Exercise directions: Take each line that has the word "Goethe" and return it.

»»

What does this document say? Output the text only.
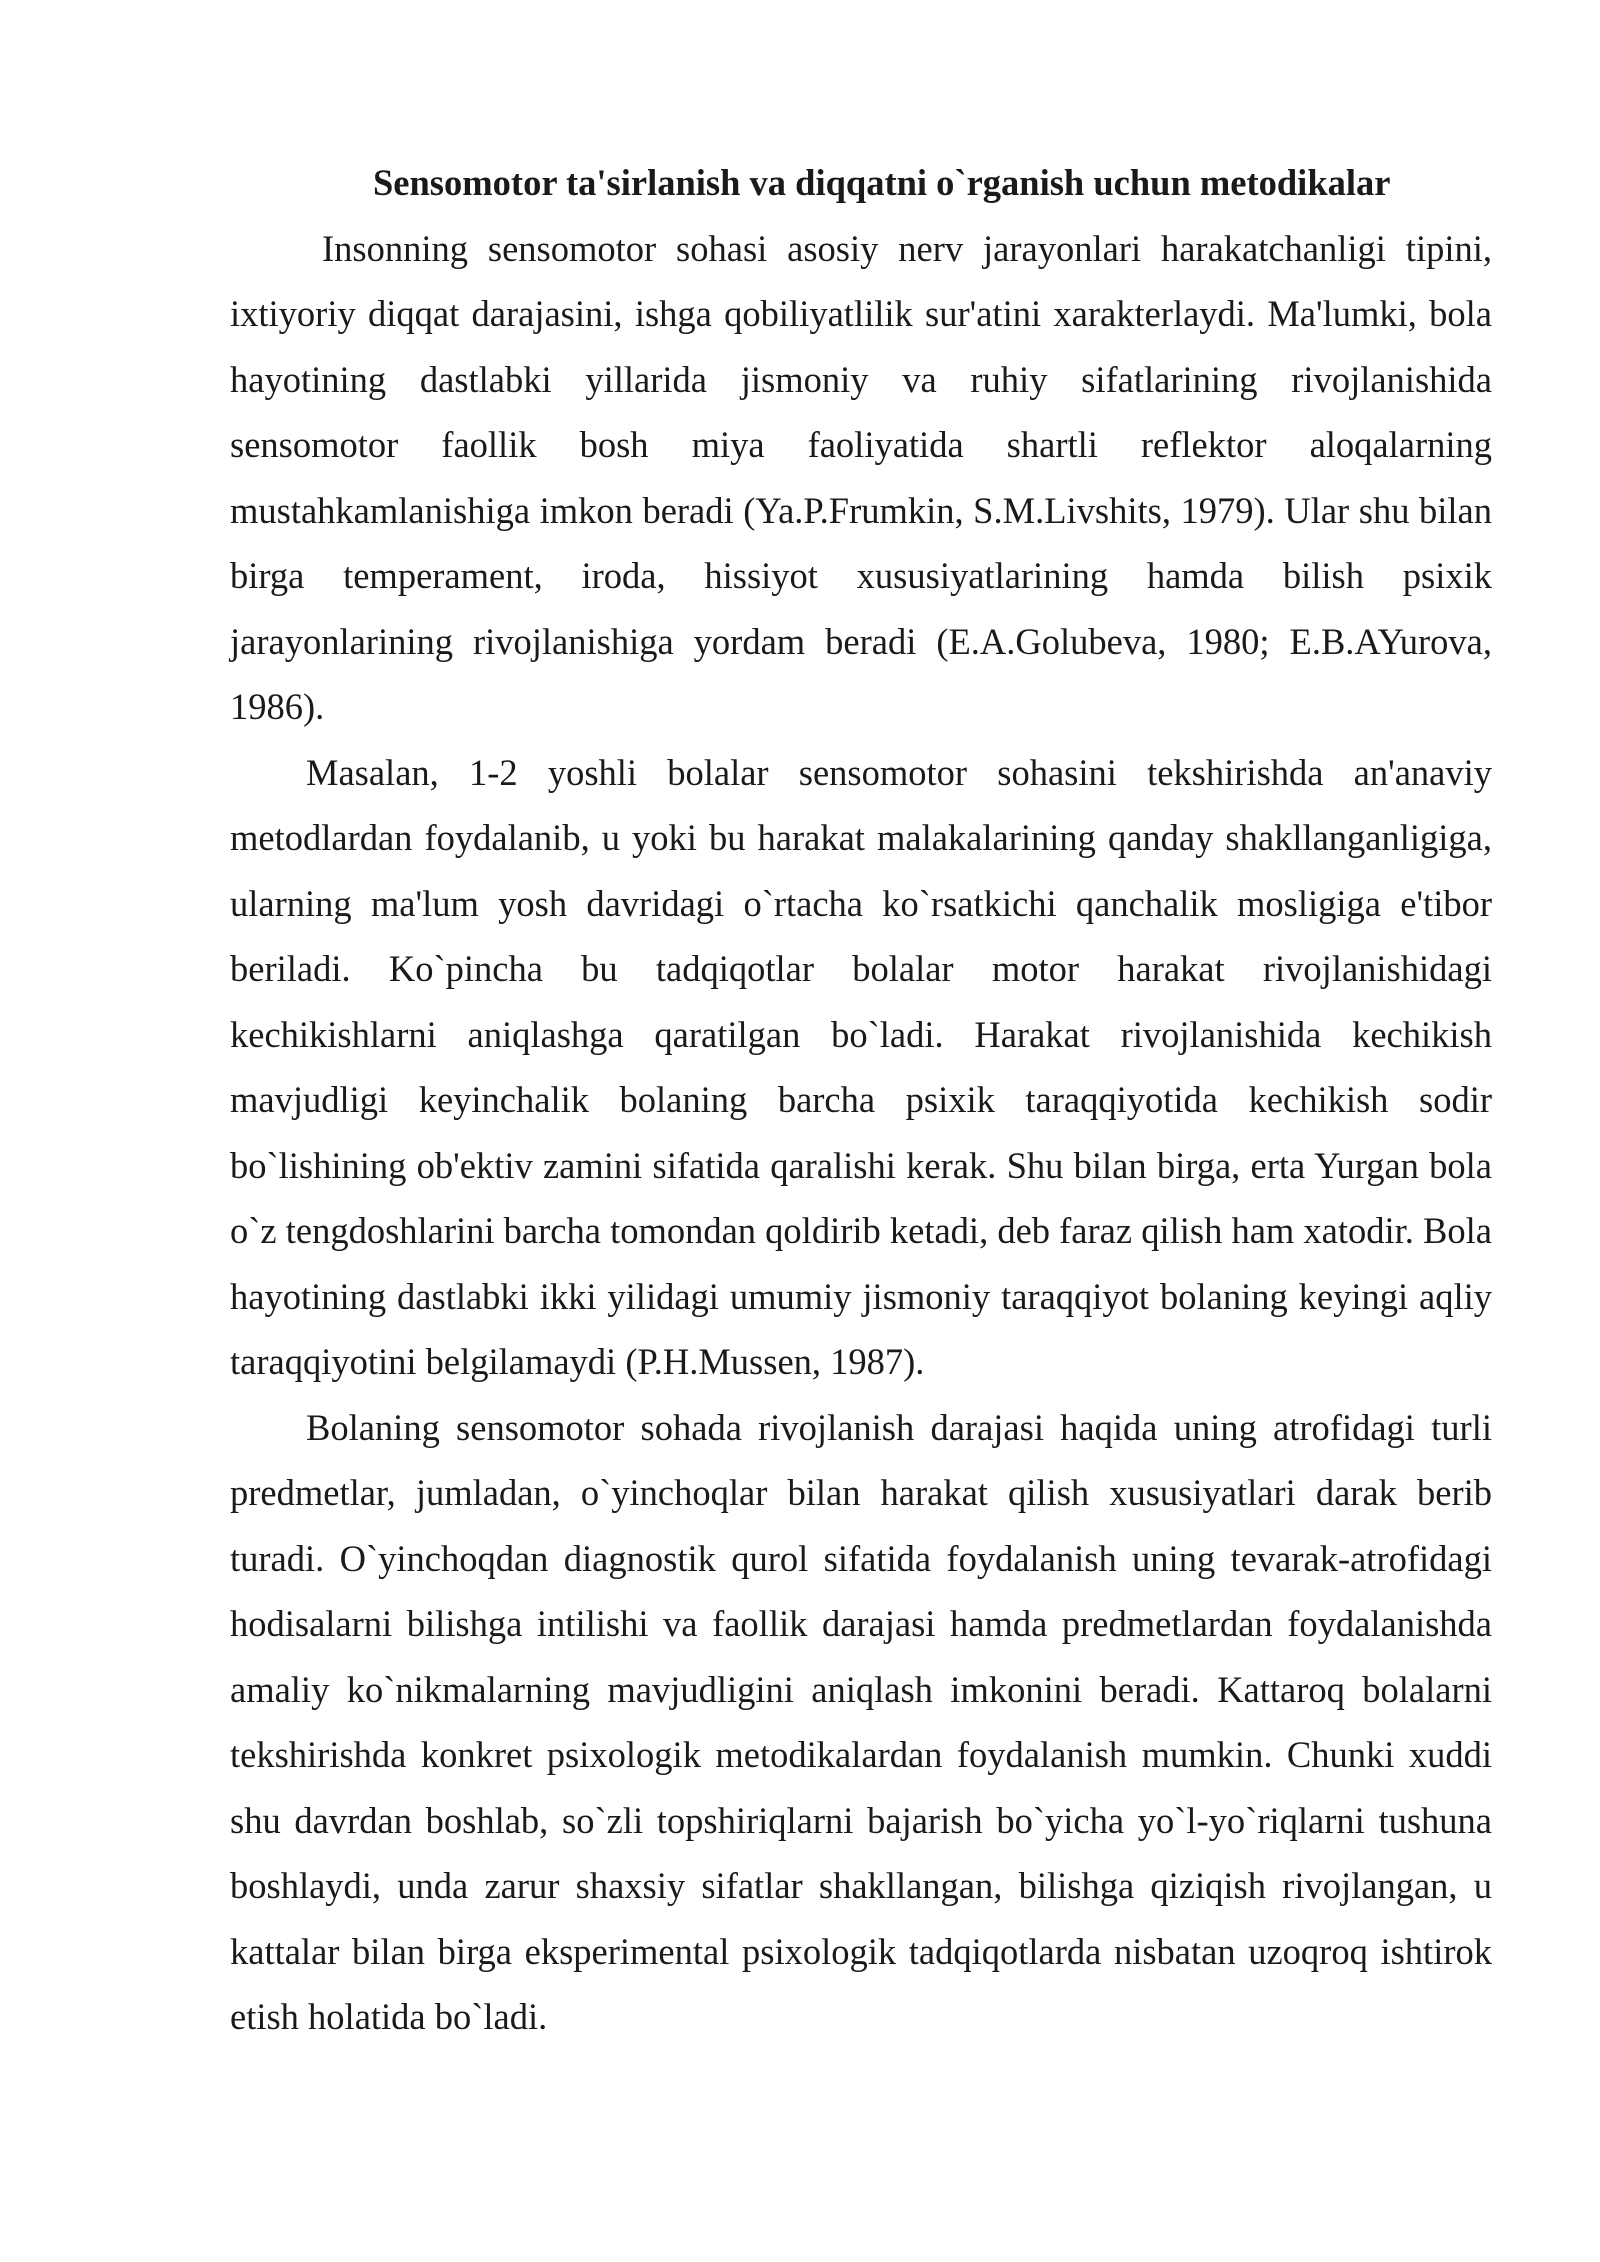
Sensomotor ta'sirlanish va diqqatni o`rganish uchun metodikalar

Insonning sensomotor sohasi asosiy nerv jarayonlari harakatchanligi tipini, ixtiyoriy diqqat darajasini, ishga qobiliyatlilik sur'atini xarakterlaydi. Ma'lumki, bola hayotining dastlabki yillarida jismoniy va ruhiy sifatlarining rivojlanishida sensomotor faollik bosh miya faoliyatida shartli reflektor aloqalarning mustahkamlanishiga imkon beradi (Ya.P.Frumkin, S.M.Livshits, 1979). Ular shu bilan birga temperament, iroda, hissiyot xususiyatlarining hamda bilish psixik jarayonlarining rivojlanishiga yordam beradi (E.A.Golubeva, 1980; E.B.AYurova, 1986).

Masalan, 1-2 yoshli bolalar sensomotor sohasini tekshirishda an'anaviy metodlardan foydalanib, u yoki bu harakat malakalarining qanday shakllanganligiga, ularning ma'lum yosh davridagi o`rtacha ko`rsatkichi qanchalik mosligiga e'tibor beriladi. Ko`pincha bu tadqiqotlar bolalar motor harakat rivojlanishidagi kechikishlarni aniqlashga qaratilgan bo`ladi. Harakat rivojlanishida kechikish mavjudligi keyinchalik bolaning barcha psixik taraqqiyotida kechikish sodir bo`lishining ob'ektiv zamini sifatida qaralishi kerak. Shu bilan birga, erta Yurgan bola o`z tengdoshlarini barcha tomondan qoldirib ketadi, deb faraz qilish ham xatodir. Bola hayotining dastlabki ikki yilidagi umumiy jismoniy taraqqiyot bolaning keyingi aqliy taraqqiyotini belgilamaydi (P.H.Mussen, 1987).

Bolaning sensomotor sohada rivojlanish darajasi haqida uning atrofidagi turli predmetlar, jumladan, o`yinchoqlar bilan harakat qilish xususiyatlari darak berib turadi. O`yinchoqdan diagnostik qurol sifatida foydalanish uning tevarak-atrofidagi hodisalarni bilishga intilishi va faollik darajasi hamda predmetlardan foydalanishda amaliy ko`nikmalarning mavjudligini aniqlash imkonini beradi. Kattaroq bolalarni tekshirishda konkret psixologik metodikalardan foydalanish mumkin. Chunki xuddi shu davrdan boshlab, so`zli topshiriqlarni bajarish bo`yicha yo`l-yo`riqlarni tushuna boshlaydi, unda zarur shaxsiy sifatlar shakllangan, bilishga qiziqish rivojlangan, u kattalar bilan birga eksperimental psixologik tadqiqotlarda nisbatan uzoqroq ishtirok etish holatida bo`ladi.
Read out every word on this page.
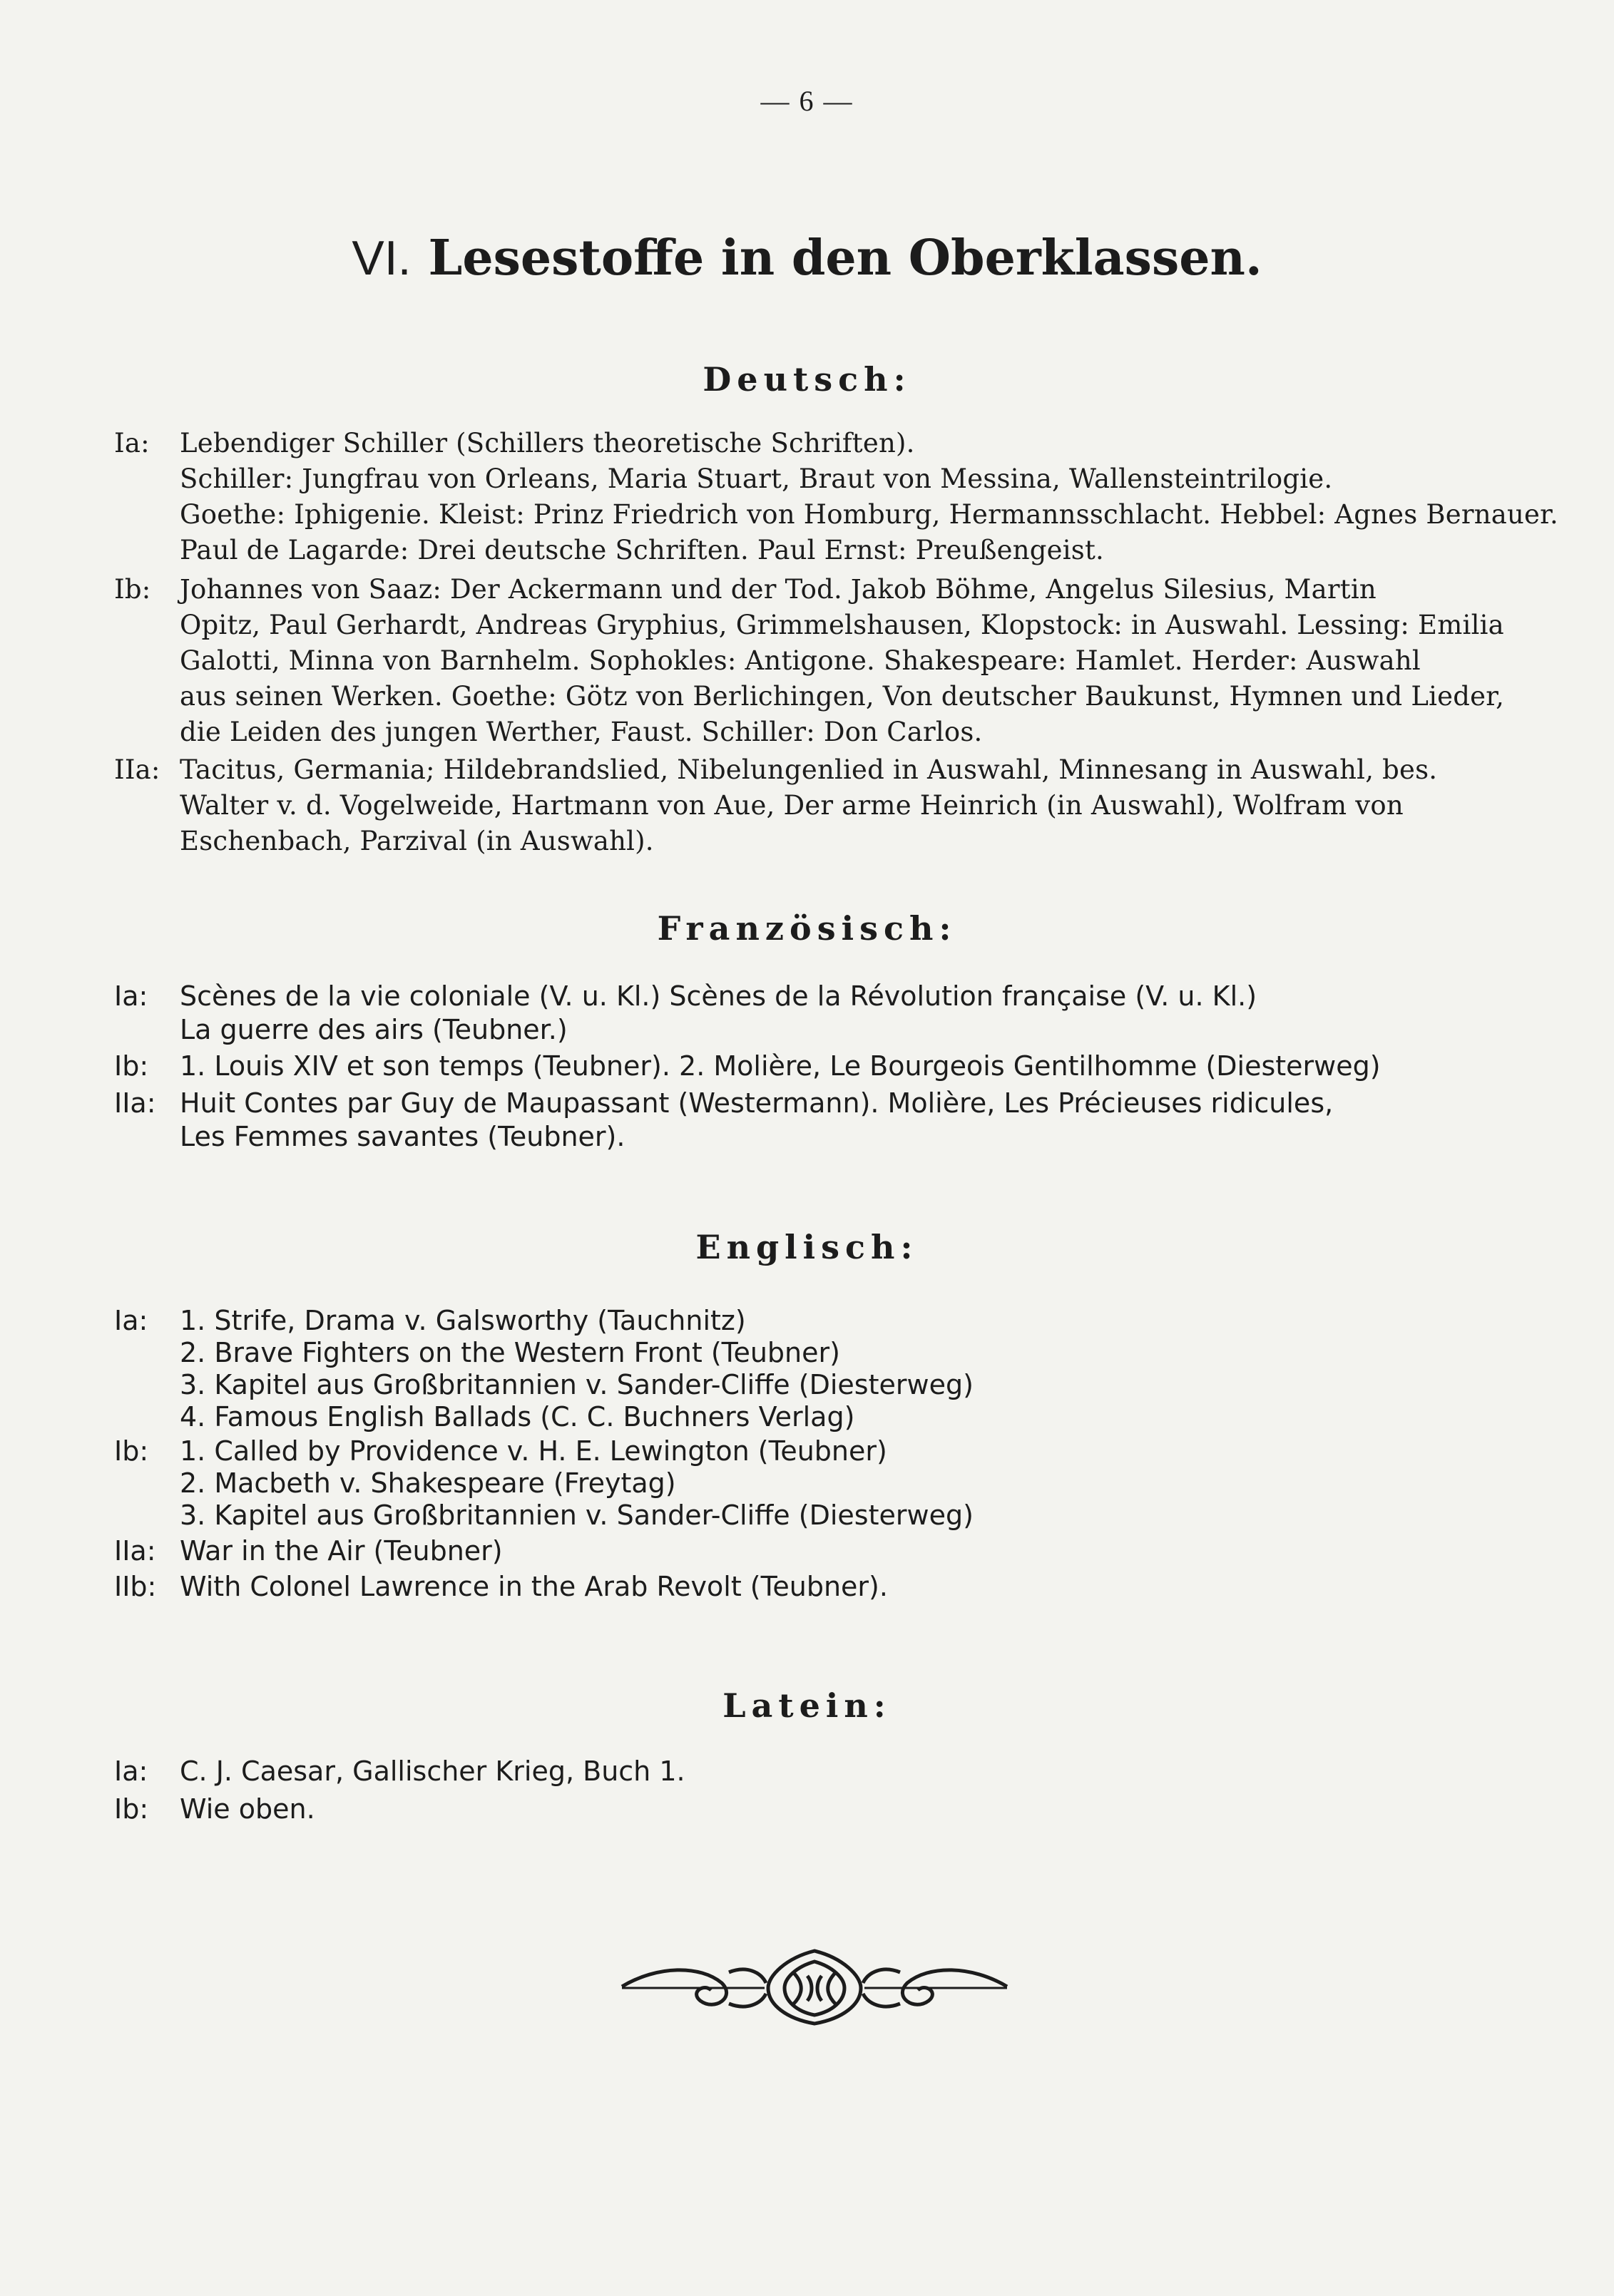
— 6 —
VI. Lesestoffe in den Oberklassen.
Deutsch:
Ia: Lebendiger Schiller (Schillers theoretische Schriften).
Schiller: Jungfrau von Orleans, Maria Stuart, Braut von Messina, Wallensteintrilogie.
Goethe: Iphigenie. Kleist: Prinz Friedrich von Homburg, Hermannsschlacht. Hebbel: Agnes Bernauer.
Paul de Lagarde: Drei deutsche Schriften. Paul Ernst: Preußengeist.
Ib: Johannes von Saaz: Der Ackermann und der Tod. Jakob Böhme, Angelus Silesius, Martin
Opitz, Paul Gerhardt, Andreas Gryphius, Grimmelshausen, Klopstock: in Auswahl. Lessing: Emilia
Galotti, Minna von Barnhelm. Sophokles: Antigone. Shakespeare: Hamlet. Herder: Auswahl
aus seinen Werken. Goethe: Götz von Berlichingen, Von deutscher Baukunst, Hymnen und Lieder,
die Leiden des jungen Werther, Faust. Schiller: Don Carlos.
IIa: Tacitus, Germania; Hildebrandslied, Nibelungenlied in Auswahl, Minnesang in Auswahl, bes.
Walter v. d. Vogelweide, Hartmann von Aue, Der arme Heinrich (in Auswahl), Wolfram von
Eschenbach, Parzival (in Auswahl).
Französisch:
Ia: Scènes de la vie coloniale (V. u. Kl.) Scènes de la Révolution française (V. u. Kl.)
La guerre des airs (Teubner.)
Ib: 1. Louis XIV et son temps (Teubner). 2. Molière, Le Bourgeois Gentilhomme (Diesterweg)
IIa: Huit Contes par Guy de Maupassant (Westermann). Molière, Les Précieuses ridicules,
Les Femmes savantes (Teubner).
Englisch:
Ia: 1. Strife, Drama v. Galsworthy (Tauchnitz)
2. Brave Fighters on the Western Front (Teubner)
3. Kapitel aus Großbritannien v. Sander-Cliffe (Diesterweg)
4. Famous English Ballads (C. C. Buchners Verlag)
Ib: 1. Called by Providence v. H. E. Lewington (Teubner)
2. Macbeth v. Shakespeare (Freytag)
3. Kapitel aus Großbritannien v. Sander-Cliffe (Diesterweg)
IIa: War in the Air (Teubner)
IIb: With Colonel Lawrence in the Arab Revolt (Teubner).
Latein:
Ia: C. J. Caesar, Gallischer Krieg, Buch 1.
Ib: Wie oben.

««

Complete response:
Goethe: Iphigenie. Kleist: Prinz Friedrich von Homburg, Hermannsschlacht. Hebbel: Agnes Bernauer.
aus seinen Werken. Goethe: Götz von Berlichingen, Von deutscher Baukunst, Hymnen und Lieder,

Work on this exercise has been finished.